*** Input material

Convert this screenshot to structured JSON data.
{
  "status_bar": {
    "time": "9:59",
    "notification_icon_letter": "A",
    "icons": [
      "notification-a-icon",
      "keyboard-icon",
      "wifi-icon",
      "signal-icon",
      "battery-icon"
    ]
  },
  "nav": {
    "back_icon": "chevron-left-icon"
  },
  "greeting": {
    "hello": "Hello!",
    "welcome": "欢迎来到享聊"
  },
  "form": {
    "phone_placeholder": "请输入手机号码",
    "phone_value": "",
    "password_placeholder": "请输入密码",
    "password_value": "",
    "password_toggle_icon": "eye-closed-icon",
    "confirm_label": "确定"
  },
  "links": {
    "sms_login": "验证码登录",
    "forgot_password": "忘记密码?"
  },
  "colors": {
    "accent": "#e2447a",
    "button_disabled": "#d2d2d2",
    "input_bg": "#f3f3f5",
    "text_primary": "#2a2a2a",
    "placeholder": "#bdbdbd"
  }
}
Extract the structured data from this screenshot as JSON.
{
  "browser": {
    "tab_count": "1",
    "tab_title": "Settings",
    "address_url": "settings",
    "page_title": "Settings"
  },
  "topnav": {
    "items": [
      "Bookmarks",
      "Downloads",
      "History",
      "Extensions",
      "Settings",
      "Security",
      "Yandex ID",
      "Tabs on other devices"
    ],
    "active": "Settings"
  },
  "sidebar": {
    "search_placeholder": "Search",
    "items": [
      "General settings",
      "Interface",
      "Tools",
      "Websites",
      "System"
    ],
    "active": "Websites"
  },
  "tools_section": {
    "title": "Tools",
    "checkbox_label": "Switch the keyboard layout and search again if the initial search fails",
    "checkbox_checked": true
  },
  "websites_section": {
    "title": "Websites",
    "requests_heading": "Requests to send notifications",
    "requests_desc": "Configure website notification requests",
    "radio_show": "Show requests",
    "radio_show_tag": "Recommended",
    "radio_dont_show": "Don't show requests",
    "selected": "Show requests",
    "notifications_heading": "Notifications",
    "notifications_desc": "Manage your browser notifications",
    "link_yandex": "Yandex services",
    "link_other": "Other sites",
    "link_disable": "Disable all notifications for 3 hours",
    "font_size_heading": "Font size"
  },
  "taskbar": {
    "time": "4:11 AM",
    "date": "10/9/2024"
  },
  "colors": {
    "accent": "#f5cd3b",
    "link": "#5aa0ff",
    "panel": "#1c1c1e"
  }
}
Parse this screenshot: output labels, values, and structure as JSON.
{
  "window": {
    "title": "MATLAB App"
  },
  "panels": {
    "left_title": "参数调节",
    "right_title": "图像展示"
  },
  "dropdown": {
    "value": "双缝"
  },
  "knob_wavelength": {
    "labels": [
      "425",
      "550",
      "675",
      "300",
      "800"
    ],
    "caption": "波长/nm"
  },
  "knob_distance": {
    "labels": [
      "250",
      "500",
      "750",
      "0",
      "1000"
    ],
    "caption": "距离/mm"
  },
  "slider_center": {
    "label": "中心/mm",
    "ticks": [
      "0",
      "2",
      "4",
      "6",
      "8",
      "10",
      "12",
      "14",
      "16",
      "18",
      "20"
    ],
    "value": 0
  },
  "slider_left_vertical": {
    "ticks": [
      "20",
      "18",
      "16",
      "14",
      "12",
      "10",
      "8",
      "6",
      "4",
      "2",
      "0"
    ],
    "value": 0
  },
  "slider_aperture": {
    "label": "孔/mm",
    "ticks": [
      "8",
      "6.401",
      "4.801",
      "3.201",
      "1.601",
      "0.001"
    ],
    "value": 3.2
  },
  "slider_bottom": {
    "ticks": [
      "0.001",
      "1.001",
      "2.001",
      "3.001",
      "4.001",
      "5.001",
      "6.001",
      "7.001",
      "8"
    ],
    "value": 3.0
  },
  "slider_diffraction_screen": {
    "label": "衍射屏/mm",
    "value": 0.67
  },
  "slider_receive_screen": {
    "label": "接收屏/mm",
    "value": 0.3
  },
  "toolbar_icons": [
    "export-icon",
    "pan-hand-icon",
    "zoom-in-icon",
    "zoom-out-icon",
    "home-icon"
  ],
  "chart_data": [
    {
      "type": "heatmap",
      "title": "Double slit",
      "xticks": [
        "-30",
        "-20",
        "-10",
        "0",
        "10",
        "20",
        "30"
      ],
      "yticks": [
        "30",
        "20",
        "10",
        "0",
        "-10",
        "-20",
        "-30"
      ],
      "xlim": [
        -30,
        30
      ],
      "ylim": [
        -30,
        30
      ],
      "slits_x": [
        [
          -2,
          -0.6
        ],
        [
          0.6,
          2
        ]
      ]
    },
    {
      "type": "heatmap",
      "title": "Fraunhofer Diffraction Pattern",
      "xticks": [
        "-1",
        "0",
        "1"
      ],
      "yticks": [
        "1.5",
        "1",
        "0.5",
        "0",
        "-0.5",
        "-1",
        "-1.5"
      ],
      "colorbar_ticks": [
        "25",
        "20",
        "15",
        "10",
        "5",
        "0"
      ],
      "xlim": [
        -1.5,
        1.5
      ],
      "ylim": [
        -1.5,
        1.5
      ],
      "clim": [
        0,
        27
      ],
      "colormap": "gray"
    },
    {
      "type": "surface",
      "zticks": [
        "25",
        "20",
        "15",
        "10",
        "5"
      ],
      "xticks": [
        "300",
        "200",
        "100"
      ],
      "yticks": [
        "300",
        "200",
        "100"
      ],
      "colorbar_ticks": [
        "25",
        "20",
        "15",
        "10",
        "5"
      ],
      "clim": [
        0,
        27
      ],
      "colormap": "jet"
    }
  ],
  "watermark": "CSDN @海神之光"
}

******

- [Exercise task]
Reproduce each record shown above without altering a single word.

- [Reply]
Convert this screenshot to structured JSON data.
{
  "status_bar": {
    "time": "9:59",
    "notification_icon_letter": "A",
    "icons": [
      "notification-a-icon",
      "keyboard-icon",
      "wifi-icon",
      "signal-icon",
      "battery-icon"
    ]
  },
  "nav": {
    "back_icon": "chevron-left-icon"
  },
  "greeting": {
    "hello": "Hello!",
    "welcome": "欢迎来到享聊"
  },
  "form": {
    "phone_placeholder": "请输入手机号码",
    "phone_value": "",
    "password_placeholder": "请输入密码",
    "password_value": "",
    "password_toggle_icon": "eye-closed-icon",
    "confirm_label": "确定"
  },
  "links": {
    "sms_login": "验证码登录",
    "forgot_password": "忘记密码?"
  },
  "colors": {
    "accent": "#e2447a",
    "button_disabled": "#d2d2d2",
    "input_bg": "#f3f3f5",
    "text_primary": "#2a2a2a",
    "placeholder": "#bdbdbd"
  }
}
Extract the structured data from this screenshot as JSON.
{
  "browser": {
    "tab_count": "1",
    "tab_title": "Settings",
    "address_url": "settings",
    "page_title": "Settings"
  },
  "topnav": {
    "items": [
      "Bookmarks",
      "Downloads",
      "History",
      "Extensions",
      "Settings",
      "Security",
      "Yandex ID",
      "Tabs on other devices"
    ],
    "active": "Settings"
  },
  "sidebar": {
    "search_placeholder": "Search",
    "items": [
      "General settings",
      "Interface",
      "Tools",
      "Websites",
      "System"
    ],
    "active": "Websites"
  },
  "tools_section": {
    "title": "Tools",
    "checkbox_label": "Switch the keyboard layout and search again if the initial search fails",
    "checkbox_checked": true
  },
  "websites_section": {
    "title": "Websites",
    "requests_heading": "Requests to send notifications",
    "requests_desc": "Configure website notification requests",
    "radio_show": "Show requests",
    "radio_show_tag": "Recommended",
    "radio_dont_show": "Don't show requests",
    "selected": "Show requests",
    "notifications_heading": "Notifications",
    "notifications_desc": "Manage your browser notifications",
    "link_yandex": "Yandex services",
    "link_other": "Other sites",
    "link_disable": "Disable all notifications for 3 hours",
    "font_size_heading": "Font size"
  },
  "taskbar": {
    "time": "4:11 AM",
    "date": "10/9/2024"
  },
  "colors": {
    "accent": "#f5cd3b",
    "link": "#5aa0ff",
    "panel": "#1c1c1e"
  }
}
Parse this screenshot: output labels, values, and structure as JSON.
{
  "window": {
    "title": "MATLAB App"
  },
  "panels": {
    "left_title": "参数调节",
    "right_title": "图像展示"
  },
  "dropdown": {
    "value": "双缝"
  },
  "knob_wavelength": {
    "labels": [
      "425",
      "550",
      "675",
      "300",
      "800"
    ],
    "caption": "波长/nm"
  },
  "knob_distance": {
    "labels": [
      "250",
      "500",
      "750",
      "0",
      "1000"
    ],
    "caption": "距离/mm"
  },
  "slider_center": {
    "label": "中心/mm",
    "ticks": [
      "0",
      "2",
      "4",
      "6",
      "8",
      "10",
      "12",
      "14",
      "16",
      "18",
      "20"
    ],
    "value": 0
  },
  "slider_left_vertical": {
    "ticks": [
      "20",
      "18",
      "16",
      "14",
      "12",
      "10",
      "8",
      "6",
      "4",
      "2",
      "0"
    ],
    "value": 0
  },
  "slider_aperture": {
    "label": "孔/mm",
    "ticks": [
      "8",
      "6.401",
      "4.801",
      "3.201",
      "1.601",
      "0.001"
    ],
    "value": 3.2
  },
  "slider_bottom": {
    "ticks": [
      "0.001",
      "1.001",
      "2.001",
      "3.001",
      "4.001",
      "5.001",
      "6.001",
      "7.001",
      "8"
    ],
    "value": 3.0
  },
  "slider_diffraction_screen": {
    "label": "衍射屏/mm",
    "value": 0.67
  },
  "slider_receive_screen": {
    "label": "接收屏/mm",
    "value": 0.3
  },
  "toolbar_icons": [
    "export-icon",
    "pan-hand-icon",
    "zoom-in-icon",
    "zoom-out-icon",
    "home-icon"
  ],
  "chart_data": [
    {
      "type": "heatmap",
      "title": "Double slit",
      "xticks": [
        "-30",
        "-20",
        "-10",
        "0",
        "10",
        "20",
        "30"
      ],
      "yticks": [
        "30",
        "20",
        "10",
        "0",
        "-10",
        "-20",
        "-30"
      ],
      "xlim": [
        -30,
        30
      ],
      "ylim": [
        -30,
        30
      ],
      "slits_x": [
        [
          -2,
          -0.6
        ],
        [
          0.6,
          2
        ]
      ]
    },
    {
      "type": "heatmap",
      "title": "Fraunhofer Diffraction Pattern",
      "xticks": [
        "-1",
        "0",
        "1"
      ],
      "yticks": [
        "1.5",
        "1",
        "0.5",
        "0",
        "-0.5",
        "-1",
        "-1.5"
      ],
      "colorbar_ticks": [
        "25",
        "20",
        "15",
        "10",
        "5",
        "0"
      ],
      "xlim": [
        -1.5,
        1.5
      ],
      "ylim": [
        -1.5,
        1.5
      ],
      "clim": [
        0,
        27
      ],
      "colormap": "gray"
    },
    {
      "type": "surface",
      "zticks": [
        "25",
        "20",
        "15",
        "10",
        "5"
      ],
      "xticks": [
        "300",
        "200",
        "100"
      ],
      "yticks": [
        "300",
        "200",
        "100"
      ],
      "colorbar_ticks": [
        "25",
        "20",
        "15",
        "10",
        "5"
      ],
      "clim": [
        0,
        27
      ],
      "colormap": "jet"
    }
  ],
  "watermark": "CSDN @海神之光"
}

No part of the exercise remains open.